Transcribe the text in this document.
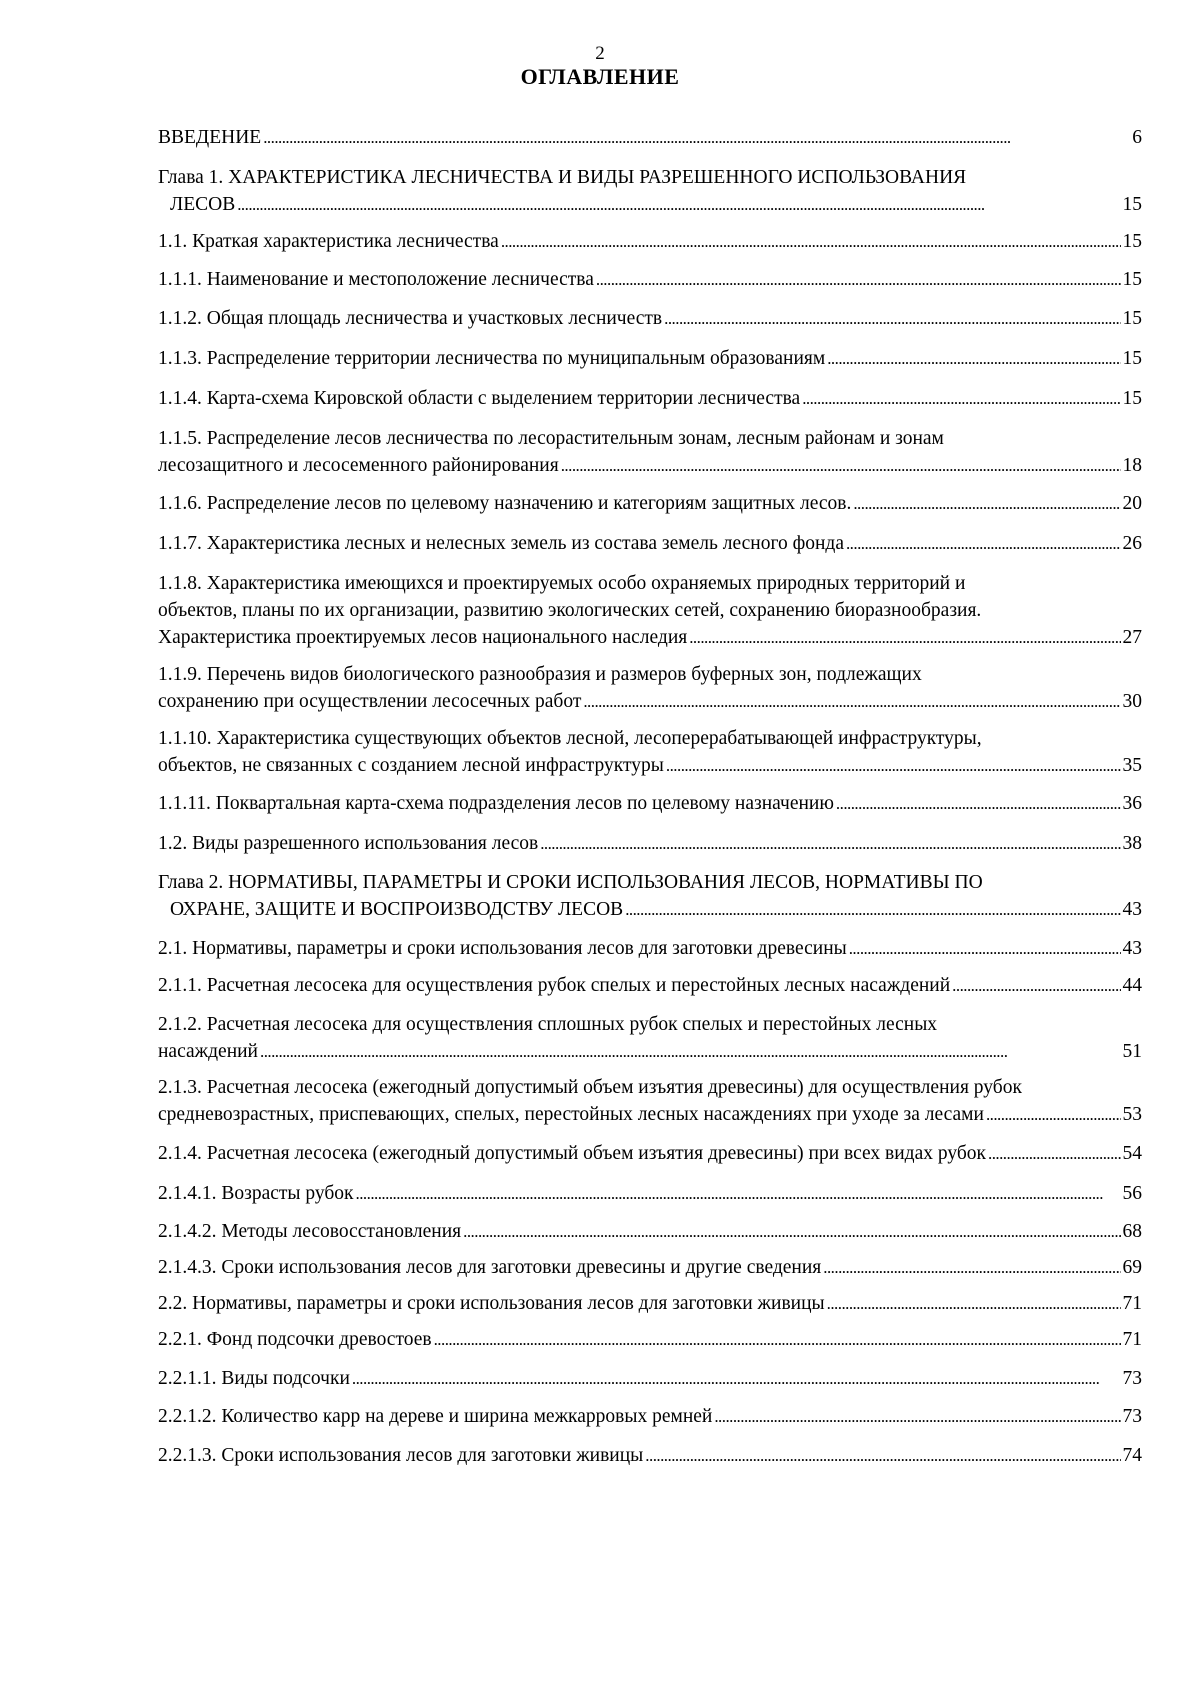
2
ОГЛАВЛЕНИЕ
ВВЕДЕНИЕ . . .	6
Глава 1. ХАРАКТЕРИСТИКА ЛЕСНИЧЕСТВА И ВИДЫ РАЗРЕШЕННОГО ИСПОЛЬЗОВАНИЯ
ЛЕСОВ . . .	15
1.1. Краткая характеристика лесничества . . .	15
1.1.1. Наименование и местоположение лесничества . . .	15
1.1.2. Общая площадь лесничества и участковых лесничеств . . .	15
1.1.3. Распределение территории лесничества по муниципальным образованиям . . .	15
1.1.4. Карта-схема Кировской области с выделением территории лесничества . . .	15
1.1.5. Распределение лесов лесничества по лесорастительным зонам, лесным районам и зонам
лесозащитного и лесосеменного районирования . . .	18
1.1.6. Распределение лесов по целевому назначению и категориям защитных лесов. . . .	20
1.1.7. Характеристика лесных и нелесных земель из состава земель лесного фонда . . .	26
1.1.8. Характеристика имеющихся и проектируемых особо охраняемых природных территорий и
объектов, планы по их организации, развитию экологических сетей, сохранению биоразнообразия.
Характеристика проектируемых лесов национального наследия . . .	27
1.1.9. Перечень видов биологического разнообразия и размеров буферных зон, подлежащих
сохранению при осуществлении лесосечных работ . . .	30
1.1.10. Характеристика существующих объектов лесной, лесоперерабатывающей инфраструктуры,
объектов, не связанных с созданием лесной инфраструктуры . . .	35
1.1.11. Поквартальная карта-схема подразделения лесов по целевому назначению . . .	36
1.2. Виды разрешенного использования лесов . . .	38
Глава 2. НОРМАТИВЫ, ПАРАМЕТРЫ И СРОКИ ИСПОЛЬЗОВАНИЯ ЛЕСОВ, НОРМАТИВЫ ПО
ОХРАНЕ, ЗАЩИТЕ И ВОСПРОИЗВОДСТВУ ЛЕСОВ . . .	43
2.1. Нормативы, параметры и сроки использования лесов для заготовки древесины . . .	43
2.1.1. Расчетная лесосека для осуществления рубок спелых и перестойных лесных насаждений . . .	44
2.1.2. Расчетная лесосека для осуществления сплошных рубок спелых и перестойных лесных
насаждений . . .	51
2.1.3. Расчетная лесосека (ежегодный допустимый объем изъятия древесины) для осуществления рубок
средневозрастных, приспевающих, спелых, перестойных лесных насаждениях при уходе за лесами . . .	53
2.1.4. Расчетная лесосека (ежегодный допустимый объем изъятия древесины) при всех видах рубок . . .	54
2.1.4.1. Возрасты рубок . . .	56
2.1.4.2. Методы лесовосстановления . . .	68
2.1.4.3. Сроки использования лесов для заготовки древесины и другие сведения . . .	69
2.2. Нормативы, параметры и сроки использования лесов для заготовки живицы . . .	71
2.2.1. Фонд подсочки древостоев . . .	71
2.2.1.1. Виды подсочки . . .	73
2.2.1.2. Количество карр на дереве и ширина межкарровых ремней . . .	73
2.2.1.3. Сроки использования лесов для заготовки живицы . . .	74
****************
• **The exercise**
From the data, collect all lines where the string "лесной" appears.

• **Answer in full**
1.1.10. Характеристика существующих объектов лесной, лесоперерабатывающей инфраструктуры,
объектов, не связанных с созданием лесной инфраструктуры . . .	35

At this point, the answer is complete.